Set problem. Exactly as written, please set down all of the entries again, with no pictures.

Provided entries.
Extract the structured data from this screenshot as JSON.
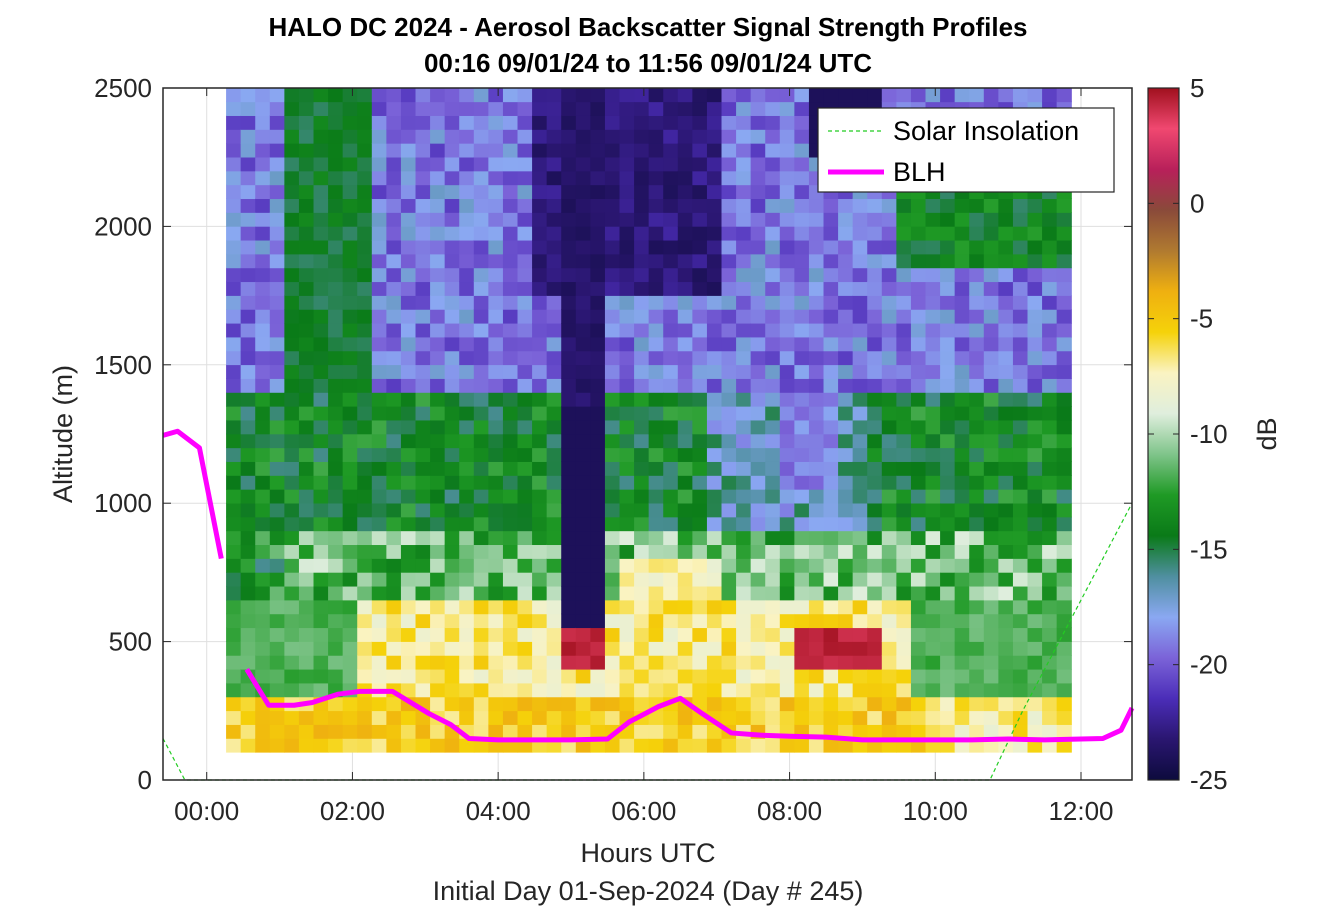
{
  "chart_data": {
    "type": "heatmap",
    "title": "HALO DC 2024 - Aerosol Backscatter Signal Strength Profiles",
    "subtitle": "00:16 09/01/24 to 11:56 09/01/24  UTC",
    "xlabel": "Hours UTC",
    "xlabel2": "Initial Day 01-Sep-2024 (Day # 245)",
    "ylabel": "Altitude (m)",
    "xlim": [
      -0.6,
      12.7
    ],
    "ylim": [
      0,
      2500
    ],
    "x_ticks": [
      0,
      2,
      4,
      6,
      8,
      10,
      12
    ],
    "x_tick_labels": [
      "00:00",
      "02:00",
      "04:00",
      "06:00",
      "08:00",
      "10:00",
      "12:00"
    ],
    "y_ticks": [
      0,
      500,
      1000,
      1500,
      2000,
      2500
    ],
    "y_tick_labels": [
      "0",
      "500",
      "1000",
      "1500",
      "2000",
      "2500"
    ],
    "grid": true,
    "colorbar": {
      "label": "dB",
      "range": [
        -25,
        5
      ],
      "ticks": [
        5,
        0,
        -5,
        -10,
        -15,
        -20,
        -25
      ],
      "tick_labels": [
        "5",
        "0",
        "-5",
        "-10",
        "-15",
        "-20",
        "-25"
      ],
      "colors": [
        "#0d0b3d",
        "#2a1670",
        "#4b2db8",
        "#7b63d8",
        "#8aa8f2",
        "#4f8fa0",
        "#0a7a18",
        "#1f9a25",
        "#7fc48a",
        "#dfeedd",
        "#faf3c2",
        "#f5d20a",
        "#efb010",
        "#b07a30",
        "#8a4a3a",
        "#b8205a",
        "#f04870",
        "#a0101e"
      ]
    },
    "heatmap": {
      "x_start": 0.27,
      "x_step": 0.2,
      "time_bins": 60,
      "alt_start": 100,
      "alt_step": 50,
      "alt_bins": 48,
      "cell_values_note": "signal strength in dB per time/altitude cell"
    },
    "legend": {
      "placement": "top-right"
    },
    "series": [
      {
        "name": "Solar Insolation",
        "style": "dashed",
        "color": "#22cc22",
        "x": [
          -0.6,
          -0.3,
          0.3,
          2,
          4,
          6,
          8,
          10,
          10.75,
          11.2,
          11.7,
          12.2,
          12.7
        ],
        "y": [
          150,
          0,
          0,
          0,
          0,
          0,
          0,
          0,
          0,
          250,
          500,
          750,
          1000
        ]
      },
      {
        "name": "BLH",
        "style": "solid",
        "color": "#ff00ff",
        "segments": [
          {
            "x": [
              -0.6,
              -0.4,
              -0.1,
              0.2
            ],
            "y": [
              1245,
              1260,
              1200,
              800
            ]
          },
          {
            "x": [
              0.55,
              0.85,
              1.2,
              1.45,
              1.8,
              2.1,
              2.55,
              3.05,
              3.35,
              3.6,
              4.0,
              4.5,
              5.0,
              5.5,
              5.8,
              6.2,
              6.5,
              6.8,
              7.2,
              7.6,
              8.0,
              8.5,
              9.0,
              9.5,
              10.0,
              10.5,
              11.0,
              11.5,
              12.0,
              12.3,
              12.55,
              12.7
            ],
            "y": [
              400,
              270,
              270,
              280,
              310,
              320,
              320,
              240,
              200,
              150,
              145,
              145,
              145,
              148,
              210,
              265,
              295,
              240,
              170,
              162,
              158,
              155,
              145,
              145,
              145,
              145,
              148,
              145,
              148,
              150,
              180,
              260
            ]
          }
        ]
      }
    ]
  }
}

Exercise response.
Extract the structured data from this screenshot as JSON.
{
  "chart_data": {
    "type": "heatmap",
    "title": "HALO DC 2024 - Aerosol Backscatter Signal Strength Profiles",
    "subtitle": "00:16 09/01/24 to 11:56 09/01/24  UTC",
    "xlabel": "Hours UTC",
    "xlabel2": "Initial Day 01-Sep-2024 (Day # 245)",
    "ylabel": "Altitude (m)",
    "xlim": [
      -0.6,
      12.7
    ],
    "ylim": [
      0,
      2500
    ],
    "x_ticks": [
      0,
      2,
      4,
      6,
      8,
      10,
      12
    ],
    "x_tick_labels": [
      "00:00",
      "02:00",
      "04:00",
      "06:00",
      "08:00",
      "10:00",
      "12:00"
    ],
    "y_ticks": [
      0,
      500,
      1000,
      1500,
      2000,
      2500
    ],
    "y_tick_labels": [
      "0",
      "500",
      "1000",
      "1500",
      "2000",
      "2500"
    ],
    "grid": true,
    "colorbar": {
      "label": "dB",
      "range": [
        -25,
        5
      ],
      "ticks": [
        5,
        0,
        -5,
        -10,
        -15,
        -20,
        -25
      ],
      "tick_labels": [
        "5",
        "0",
        "-5",
        "-10",
        "-15",
        "-20",
        "-25"
      ],
      "colors": [
        "#0d0b3d",
        "#2a1670",
        "#4b2db8",
        "#7b63d8",
        "#8aa8f2",
        "#4f8fa0",
        "#0a7a18",
        "#1f9a25",
        "#7fc48a",
        "#dfeedd",
        "#faf3c2",
        "#f5d20a",
        "#efb010",
        "#b07a30",
        "#8a4a3a",
        "#b8205a",
        "#f04870",
        "#a0101e"
      ]
    },
    "heatmap": {
      "x_start": 0.27,
      "x_step": 0.2,
      "time_bins": 60,
      "alt_start": 100,
      "alt_step": 50,
      "alt_bins": 48,
      "cell_values_note": "signal strength in dB per time/altitude cell"
    },
    "legend": {
      "placement": "top-right"
    },
    "series": [
      {
        "name": "Solar Insolation",
        "style": "dashed",
        "color": "#22cc22",
        "x": [
          -0.6,
          -0.3,
          0.3,
          2,
          4,
          6,
          8,
          10,
          10.75,
          11.2,
          11.7,
          12.2,
          12.7
        ],
        "y": [
          150,
          0,
          0,
          0,
          0,
          0,
          0,
          0,
          0,
          250,
          500,
          750,
          1000
        ]
      },
      {
        "name": "BLH",
        "style": "solid",
        "color": "#ff00ff",
        "segments": [
          {
            "x": [
              -0.6,
              -0.4,
              -0.1,
              0.2
            ],
            "y": [
              1245,
              1260,
              1200,
              800
            ]
          },
          {
            "x": [
              0.55,
              0.85,
              1.2,
              1.45,
              1.8,
              2.1,
              2.55,
              3.05,
              3.35,
              3.6,
              4.0,
              4.5,
              5.0,
              5.5,
              5.8,
              6.2,
              6.5,
              6.8,
              7.2,
              7.6,
              8.0,
              8.5,
              9.0,
              9.5,
              10.0,
              10.5,
              11.0,
              11.5,
              12.0,
              12.3,
              12.55,
              12.7
            ],
            "y": [
              400,
              270,
              270,
              280,
              310,
              320,
              320,
              240,
              200,
              150,
              145,
              145,
              145,
              148,
              210,
              265,
              295,
              240,
              170,
              162,
              158,
              155,
              145,
              145,
              145,
              145,
              148,
              145,
              148,
              150,
              180,
              260
            ]
          }
        ]
      }
    ]
  }
}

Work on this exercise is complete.